**To do**: Copy out lines with the word "Microsoft" from the material that follows.
··· Information provided
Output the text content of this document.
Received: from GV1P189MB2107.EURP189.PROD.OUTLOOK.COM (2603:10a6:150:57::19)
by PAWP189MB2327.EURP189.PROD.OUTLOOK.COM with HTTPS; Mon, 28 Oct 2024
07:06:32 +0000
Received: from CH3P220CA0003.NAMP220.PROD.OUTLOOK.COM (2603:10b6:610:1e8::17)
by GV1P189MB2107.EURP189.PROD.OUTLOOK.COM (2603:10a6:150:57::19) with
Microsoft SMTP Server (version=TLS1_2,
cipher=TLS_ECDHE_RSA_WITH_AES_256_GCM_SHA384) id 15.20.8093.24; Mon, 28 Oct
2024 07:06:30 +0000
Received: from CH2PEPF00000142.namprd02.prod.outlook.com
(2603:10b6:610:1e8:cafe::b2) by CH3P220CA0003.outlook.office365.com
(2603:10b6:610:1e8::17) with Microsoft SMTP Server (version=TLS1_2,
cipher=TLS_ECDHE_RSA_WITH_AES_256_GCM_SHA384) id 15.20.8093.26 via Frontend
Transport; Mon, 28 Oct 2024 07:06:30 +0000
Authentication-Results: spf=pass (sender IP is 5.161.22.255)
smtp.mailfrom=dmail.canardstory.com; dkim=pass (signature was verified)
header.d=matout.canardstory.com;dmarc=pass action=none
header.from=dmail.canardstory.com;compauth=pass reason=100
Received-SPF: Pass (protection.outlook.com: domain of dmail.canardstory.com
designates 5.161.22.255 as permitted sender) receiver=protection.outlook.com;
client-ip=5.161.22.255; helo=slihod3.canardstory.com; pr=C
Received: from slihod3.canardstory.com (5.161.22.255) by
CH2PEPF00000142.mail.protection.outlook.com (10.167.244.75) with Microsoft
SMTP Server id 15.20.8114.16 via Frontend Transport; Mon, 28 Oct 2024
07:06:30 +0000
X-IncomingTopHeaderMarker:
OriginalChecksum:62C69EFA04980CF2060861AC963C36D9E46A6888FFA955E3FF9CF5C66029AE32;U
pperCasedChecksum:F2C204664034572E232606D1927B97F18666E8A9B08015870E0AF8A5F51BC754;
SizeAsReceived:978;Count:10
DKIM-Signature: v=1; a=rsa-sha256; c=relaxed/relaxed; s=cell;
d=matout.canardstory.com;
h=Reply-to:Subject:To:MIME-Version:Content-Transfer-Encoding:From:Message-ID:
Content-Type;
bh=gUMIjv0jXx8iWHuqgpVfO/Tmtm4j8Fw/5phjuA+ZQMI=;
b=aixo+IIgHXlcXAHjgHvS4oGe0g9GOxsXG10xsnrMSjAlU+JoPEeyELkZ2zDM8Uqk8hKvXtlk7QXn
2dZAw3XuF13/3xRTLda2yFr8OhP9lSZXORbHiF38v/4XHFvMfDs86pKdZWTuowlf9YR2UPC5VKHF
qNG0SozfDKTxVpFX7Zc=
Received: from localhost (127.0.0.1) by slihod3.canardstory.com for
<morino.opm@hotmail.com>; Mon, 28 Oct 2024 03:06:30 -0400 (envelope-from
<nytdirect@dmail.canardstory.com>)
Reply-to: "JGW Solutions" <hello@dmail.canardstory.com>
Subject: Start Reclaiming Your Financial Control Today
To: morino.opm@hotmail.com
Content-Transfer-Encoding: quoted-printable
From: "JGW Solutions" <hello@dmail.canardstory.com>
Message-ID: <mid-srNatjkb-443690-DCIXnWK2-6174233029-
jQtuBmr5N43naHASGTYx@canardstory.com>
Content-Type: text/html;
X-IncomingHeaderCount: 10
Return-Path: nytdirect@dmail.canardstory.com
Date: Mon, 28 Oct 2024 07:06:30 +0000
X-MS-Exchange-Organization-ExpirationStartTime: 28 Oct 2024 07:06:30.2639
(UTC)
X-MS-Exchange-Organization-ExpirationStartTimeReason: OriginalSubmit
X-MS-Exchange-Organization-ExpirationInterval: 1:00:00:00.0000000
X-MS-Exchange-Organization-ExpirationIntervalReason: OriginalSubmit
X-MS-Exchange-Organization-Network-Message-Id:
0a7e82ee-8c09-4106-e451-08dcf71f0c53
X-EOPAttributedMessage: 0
······
··· Information provided
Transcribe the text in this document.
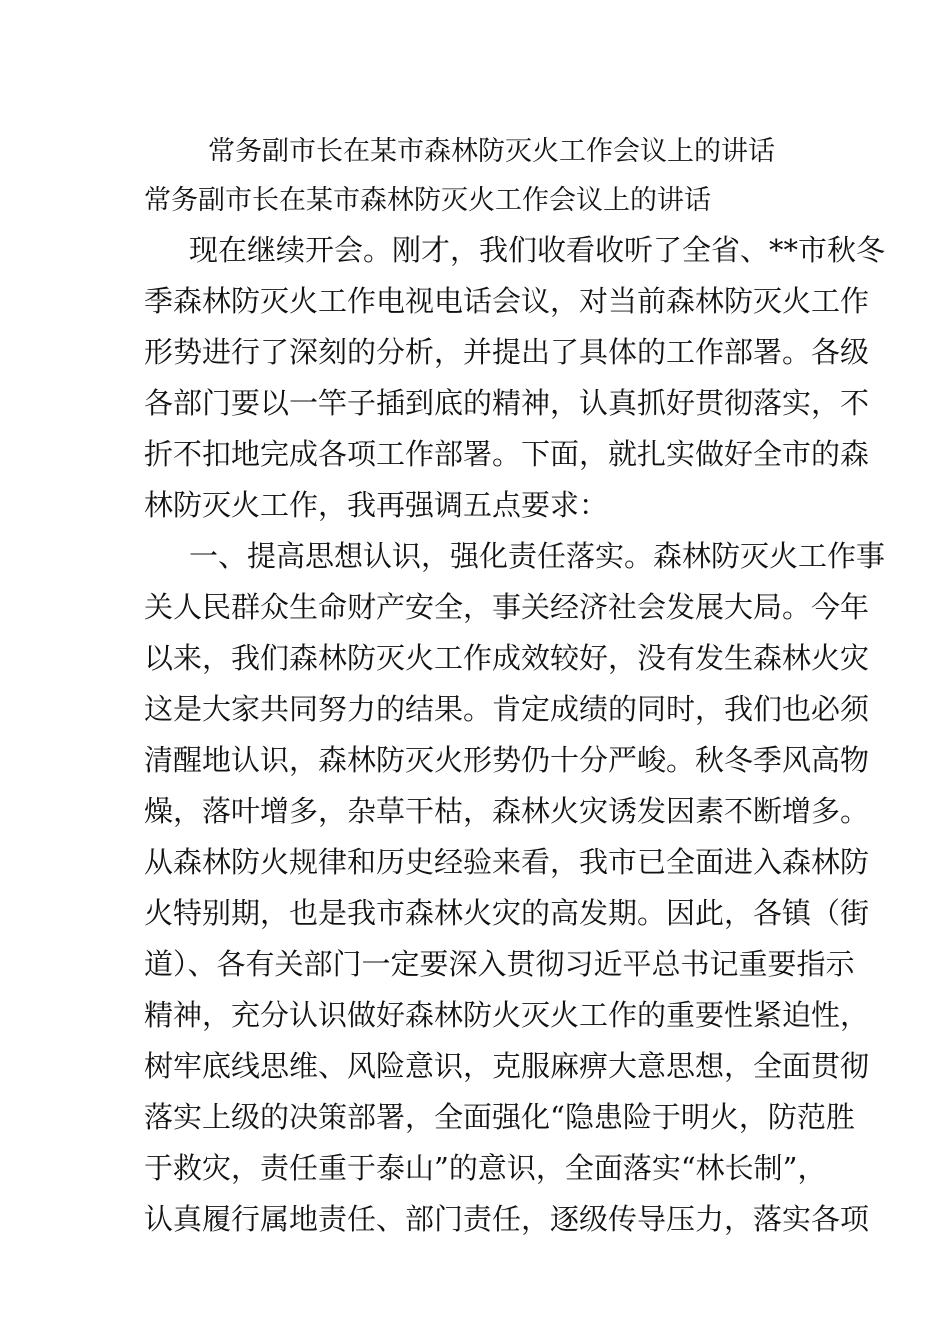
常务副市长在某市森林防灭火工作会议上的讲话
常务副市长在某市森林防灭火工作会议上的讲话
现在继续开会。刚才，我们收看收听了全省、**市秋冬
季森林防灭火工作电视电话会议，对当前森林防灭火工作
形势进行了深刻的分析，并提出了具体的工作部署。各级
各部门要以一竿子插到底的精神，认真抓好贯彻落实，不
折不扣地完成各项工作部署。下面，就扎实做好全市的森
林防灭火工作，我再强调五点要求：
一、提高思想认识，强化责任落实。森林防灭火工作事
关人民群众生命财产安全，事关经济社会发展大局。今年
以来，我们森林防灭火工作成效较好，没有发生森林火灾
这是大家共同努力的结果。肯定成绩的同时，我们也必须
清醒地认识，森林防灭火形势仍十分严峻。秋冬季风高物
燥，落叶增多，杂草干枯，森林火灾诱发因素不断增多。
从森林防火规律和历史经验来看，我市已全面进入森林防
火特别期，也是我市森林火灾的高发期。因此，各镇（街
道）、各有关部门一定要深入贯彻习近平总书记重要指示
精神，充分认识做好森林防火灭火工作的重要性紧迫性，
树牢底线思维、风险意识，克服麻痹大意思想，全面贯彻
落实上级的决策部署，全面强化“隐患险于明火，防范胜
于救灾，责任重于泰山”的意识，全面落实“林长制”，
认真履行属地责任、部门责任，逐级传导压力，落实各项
······
··· Information provided
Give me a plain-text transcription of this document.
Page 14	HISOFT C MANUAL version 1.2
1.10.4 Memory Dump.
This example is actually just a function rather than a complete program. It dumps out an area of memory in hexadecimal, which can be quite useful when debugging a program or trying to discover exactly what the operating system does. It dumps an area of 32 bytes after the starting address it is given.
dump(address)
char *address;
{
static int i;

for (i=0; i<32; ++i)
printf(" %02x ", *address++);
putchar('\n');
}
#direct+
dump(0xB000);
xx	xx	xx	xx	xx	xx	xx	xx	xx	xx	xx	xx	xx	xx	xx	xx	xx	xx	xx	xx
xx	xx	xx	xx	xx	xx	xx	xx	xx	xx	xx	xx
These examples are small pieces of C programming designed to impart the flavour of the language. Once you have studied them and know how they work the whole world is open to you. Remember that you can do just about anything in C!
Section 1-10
······
**Task output**:
Microsoft SMTP Server (version=TLS1_2,
(2603:10b6:610:1e8::17) with Microsoft SMTP Server (version=TLS1_2,
CH2PEPF00000142.mail.protection.outlook.com (10.167.244.75) with Microsoft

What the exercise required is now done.